### Do this
Copy out every line of the records where the string "CLOSE" occurs.

### Information supplied
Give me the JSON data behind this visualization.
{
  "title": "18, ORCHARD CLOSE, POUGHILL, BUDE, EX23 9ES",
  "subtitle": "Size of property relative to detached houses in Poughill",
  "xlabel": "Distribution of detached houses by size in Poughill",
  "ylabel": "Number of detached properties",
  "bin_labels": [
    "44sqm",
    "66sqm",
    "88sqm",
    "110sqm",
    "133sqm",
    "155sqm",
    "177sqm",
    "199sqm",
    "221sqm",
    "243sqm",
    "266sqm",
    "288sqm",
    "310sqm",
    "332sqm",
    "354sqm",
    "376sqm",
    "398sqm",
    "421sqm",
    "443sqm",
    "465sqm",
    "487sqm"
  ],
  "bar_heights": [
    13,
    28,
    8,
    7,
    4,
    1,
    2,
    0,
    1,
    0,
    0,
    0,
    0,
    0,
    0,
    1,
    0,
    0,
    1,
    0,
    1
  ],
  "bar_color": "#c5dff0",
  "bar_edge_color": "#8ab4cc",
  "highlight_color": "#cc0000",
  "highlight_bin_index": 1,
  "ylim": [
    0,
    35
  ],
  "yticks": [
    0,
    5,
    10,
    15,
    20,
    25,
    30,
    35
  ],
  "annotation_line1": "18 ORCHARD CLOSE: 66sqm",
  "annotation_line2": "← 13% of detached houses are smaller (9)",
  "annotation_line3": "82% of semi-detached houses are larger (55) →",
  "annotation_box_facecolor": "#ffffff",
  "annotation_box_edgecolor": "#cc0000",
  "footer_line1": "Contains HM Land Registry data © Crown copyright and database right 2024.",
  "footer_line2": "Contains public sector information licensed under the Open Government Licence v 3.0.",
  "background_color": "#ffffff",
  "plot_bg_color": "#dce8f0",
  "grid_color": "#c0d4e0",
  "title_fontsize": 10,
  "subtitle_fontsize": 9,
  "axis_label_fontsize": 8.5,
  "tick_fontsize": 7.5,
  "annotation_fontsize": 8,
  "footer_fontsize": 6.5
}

### Task result
  "title": "18, ORCHARD CLOSE, POUGHILL, BUDE, EX23 9ES",
  "annotation_line1": "18 ORCHARD CLOSE: 66sqm",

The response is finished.